Exercise:
Render the items as a numbered list, from the first line of the items up to and including the line with "bottom-tick-label: 700 (276, 303, 300, 318)", leaving out any blank lines.

Provided material:

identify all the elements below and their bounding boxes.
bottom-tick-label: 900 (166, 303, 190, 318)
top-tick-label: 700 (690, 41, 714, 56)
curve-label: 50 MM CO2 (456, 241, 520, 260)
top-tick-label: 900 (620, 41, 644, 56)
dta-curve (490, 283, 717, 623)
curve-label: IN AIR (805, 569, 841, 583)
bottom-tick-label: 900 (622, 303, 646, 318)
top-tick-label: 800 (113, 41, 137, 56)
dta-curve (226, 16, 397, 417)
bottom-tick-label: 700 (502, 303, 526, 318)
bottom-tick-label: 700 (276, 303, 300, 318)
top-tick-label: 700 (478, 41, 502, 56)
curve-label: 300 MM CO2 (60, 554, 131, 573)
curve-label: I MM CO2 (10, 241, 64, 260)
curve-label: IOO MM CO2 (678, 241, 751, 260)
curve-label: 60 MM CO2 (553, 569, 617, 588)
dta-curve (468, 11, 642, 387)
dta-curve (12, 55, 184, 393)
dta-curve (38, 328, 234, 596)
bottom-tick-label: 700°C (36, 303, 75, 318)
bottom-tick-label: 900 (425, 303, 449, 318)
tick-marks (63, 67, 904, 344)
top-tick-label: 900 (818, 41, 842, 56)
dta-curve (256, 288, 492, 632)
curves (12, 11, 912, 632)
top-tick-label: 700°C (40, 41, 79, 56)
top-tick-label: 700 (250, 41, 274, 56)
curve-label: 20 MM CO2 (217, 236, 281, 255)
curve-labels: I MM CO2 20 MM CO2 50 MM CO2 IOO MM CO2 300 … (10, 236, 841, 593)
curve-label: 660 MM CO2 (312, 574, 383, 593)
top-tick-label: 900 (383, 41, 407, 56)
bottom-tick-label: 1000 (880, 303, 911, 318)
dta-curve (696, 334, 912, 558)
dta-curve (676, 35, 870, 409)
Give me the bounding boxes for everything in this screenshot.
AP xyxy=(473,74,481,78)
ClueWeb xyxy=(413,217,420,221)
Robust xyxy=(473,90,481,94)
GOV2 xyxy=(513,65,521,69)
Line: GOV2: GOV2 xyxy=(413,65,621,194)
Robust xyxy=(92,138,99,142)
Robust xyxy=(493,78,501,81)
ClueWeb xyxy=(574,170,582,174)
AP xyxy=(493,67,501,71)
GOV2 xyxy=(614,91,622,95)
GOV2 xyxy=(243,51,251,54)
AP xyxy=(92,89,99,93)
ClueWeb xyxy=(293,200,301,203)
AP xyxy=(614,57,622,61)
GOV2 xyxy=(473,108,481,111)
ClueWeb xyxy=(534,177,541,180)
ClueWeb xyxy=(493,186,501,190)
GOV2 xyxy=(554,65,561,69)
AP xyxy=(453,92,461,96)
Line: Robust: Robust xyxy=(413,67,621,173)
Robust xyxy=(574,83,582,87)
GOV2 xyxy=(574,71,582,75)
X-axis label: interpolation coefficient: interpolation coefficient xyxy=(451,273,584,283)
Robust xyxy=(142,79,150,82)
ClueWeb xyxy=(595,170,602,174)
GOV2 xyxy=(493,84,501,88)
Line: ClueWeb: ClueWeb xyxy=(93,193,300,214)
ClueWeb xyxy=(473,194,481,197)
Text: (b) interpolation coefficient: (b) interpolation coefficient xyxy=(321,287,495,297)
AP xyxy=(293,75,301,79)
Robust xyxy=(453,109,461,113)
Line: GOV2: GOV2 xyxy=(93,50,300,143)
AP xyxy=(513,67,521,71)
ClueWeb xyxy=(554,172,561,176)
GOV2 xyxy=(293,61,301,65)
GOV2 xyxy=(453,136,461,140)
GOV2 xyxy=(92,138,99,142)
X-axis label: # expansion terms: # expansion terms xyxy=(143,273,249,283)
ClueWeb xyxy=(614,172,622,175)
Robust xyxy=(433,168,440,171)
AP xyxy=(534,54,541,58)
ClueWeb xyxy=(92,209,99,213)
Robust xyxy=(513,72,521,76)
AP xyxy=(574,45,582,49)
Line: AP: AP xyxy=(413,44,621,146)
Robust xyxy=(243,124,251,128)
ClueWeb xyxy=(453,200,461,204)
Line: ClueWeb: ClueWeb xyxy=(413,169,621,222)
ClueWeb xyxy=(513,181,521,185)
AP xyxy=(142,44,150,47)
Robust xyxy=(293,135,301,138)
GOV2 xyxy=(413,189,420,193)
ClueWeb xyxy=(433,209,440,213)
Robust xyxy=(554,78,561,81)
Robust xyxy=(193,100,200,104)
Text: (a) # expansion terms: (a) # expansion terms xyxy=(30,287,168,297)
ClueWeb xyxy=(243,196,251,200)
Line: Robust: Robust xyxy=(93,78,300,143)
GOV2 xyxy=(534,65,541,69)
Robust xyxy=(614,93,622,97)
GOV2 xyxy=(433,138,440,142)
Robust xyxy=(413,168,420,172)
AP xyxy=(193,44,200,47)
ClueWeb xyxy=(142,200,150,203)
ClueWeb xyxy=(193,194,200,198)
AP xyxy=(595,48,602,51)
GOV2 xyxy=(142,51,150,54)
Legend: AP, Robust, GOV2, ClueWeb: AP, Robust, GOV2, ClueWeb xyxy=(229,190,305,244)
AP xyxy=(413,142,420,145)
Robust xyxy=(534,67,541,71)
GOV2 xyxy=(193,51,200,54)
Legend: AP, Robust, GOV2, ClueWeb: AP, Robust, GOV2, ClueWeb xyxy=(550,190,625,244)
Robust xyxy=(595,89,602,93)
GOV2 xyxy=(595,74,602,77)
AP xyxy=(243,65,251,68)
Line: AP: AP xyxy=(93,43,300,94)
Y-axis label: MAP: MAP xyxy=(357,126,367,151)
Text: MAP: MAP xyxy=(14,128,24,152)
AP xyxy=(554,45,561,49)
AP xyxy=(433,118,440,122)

Result of the exercise:
1. identify all the elements below and their bounding boxes.
2. bottom-tick-label: 900 (166, 303, 190, 318)
3. top-tick-label: 700 (690, 41, 714, 56)
4. curve-label: 50 MM CO2 (456, 241, 520, 260)
5. top-tick-label: 900 (620, 41, 644, 56)
6. dta-curve (490, 283, 717, 623)
7. curve-label: IN AIR (805, 569, 841, 583)
8. bottom-tick-label: 900 (622, 303, 646, 318)
9. top-tick-label: 800 (113, 41, 137, 56)
10. dta-curve (226, 16, 397, 417)
11. bottom-tick-label: 700 (502, 303, 526, 318)
12. bottom-tick-label: 700 (276, 303, 300, 318)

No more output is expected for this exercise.